_Extracted entries_
○ ○ ○ ○
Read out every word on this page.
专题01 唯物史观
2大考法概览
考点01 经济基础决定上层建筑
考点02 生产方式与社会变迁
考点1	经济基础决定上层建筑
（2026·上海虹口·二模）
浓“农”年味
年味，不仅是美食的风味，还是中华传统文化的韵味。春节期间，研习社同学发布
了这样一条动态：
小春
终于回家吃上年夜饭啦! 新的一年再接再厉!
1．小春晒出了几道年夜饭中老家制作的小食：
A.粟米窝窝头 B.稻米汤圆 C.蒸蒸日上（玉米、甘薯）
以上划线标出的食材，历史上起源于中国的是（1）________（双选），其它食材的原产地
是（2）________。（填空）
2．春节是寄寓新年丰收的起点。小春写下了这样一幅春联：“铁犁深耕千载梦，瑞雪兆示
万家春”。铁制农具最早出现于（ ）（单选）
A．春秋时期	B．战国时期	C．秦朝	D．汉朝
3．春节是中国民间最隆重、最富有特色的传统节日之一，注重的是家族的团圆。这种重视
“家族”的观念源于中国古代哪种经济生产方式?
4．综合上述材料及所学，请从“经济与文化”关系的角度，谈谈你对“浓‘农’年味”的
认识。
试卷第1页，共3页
○ ○ ○ ○
_Task to complete_
Print out the whole listing exactly as it appears.

_Exercise response_
Read out every word on this page.
专题01 唯物史观
2大考法概览
考点01 经济基础决定上层建筑
考点02 生产方式与社会变迁
考点1	经济基础决定上层建筑
（2026·上海虹口·二模）
浓“农”年味
年味，不仅是美食的风味，还是中华传统文化的韵味。春节期间，研习社同学发布
了这样一条动态：
小春
终于回家吃上年夜饭啦! 新的一年再接再厉!
1．小春晒出了几道年夜饭中老家制作的小食：
A.粟米窝窝头 B.稻米汤圆 C.蒸蒸日上（玉米、甘薯）
以上划线标出的食材，历史上起源于中国的是（1）________（双选），其它食材的原产地
是（2）________。（填空）
2．春节是寄寓新年丰收的起点。小春写下了这样一幅春联：“铁犁深耕千载梦，瑞雪兆示
万家春”。铁制农具最早出现于（ ）（单选）
A．春秋时期	B．战国时期	C．秦朝	D．汉朝
3．春节是中国民间最隆重、最富有特色的传统节日之一，注重的是家族的团圆。这种重视
“家族”的观念源于中国古代哪种经济生产方式?
4．综合上述材料及所学，请从“经济与文化”关系的角度，谈谈你对“浓‘农’年味”的
认识。
试卷第1页，共3页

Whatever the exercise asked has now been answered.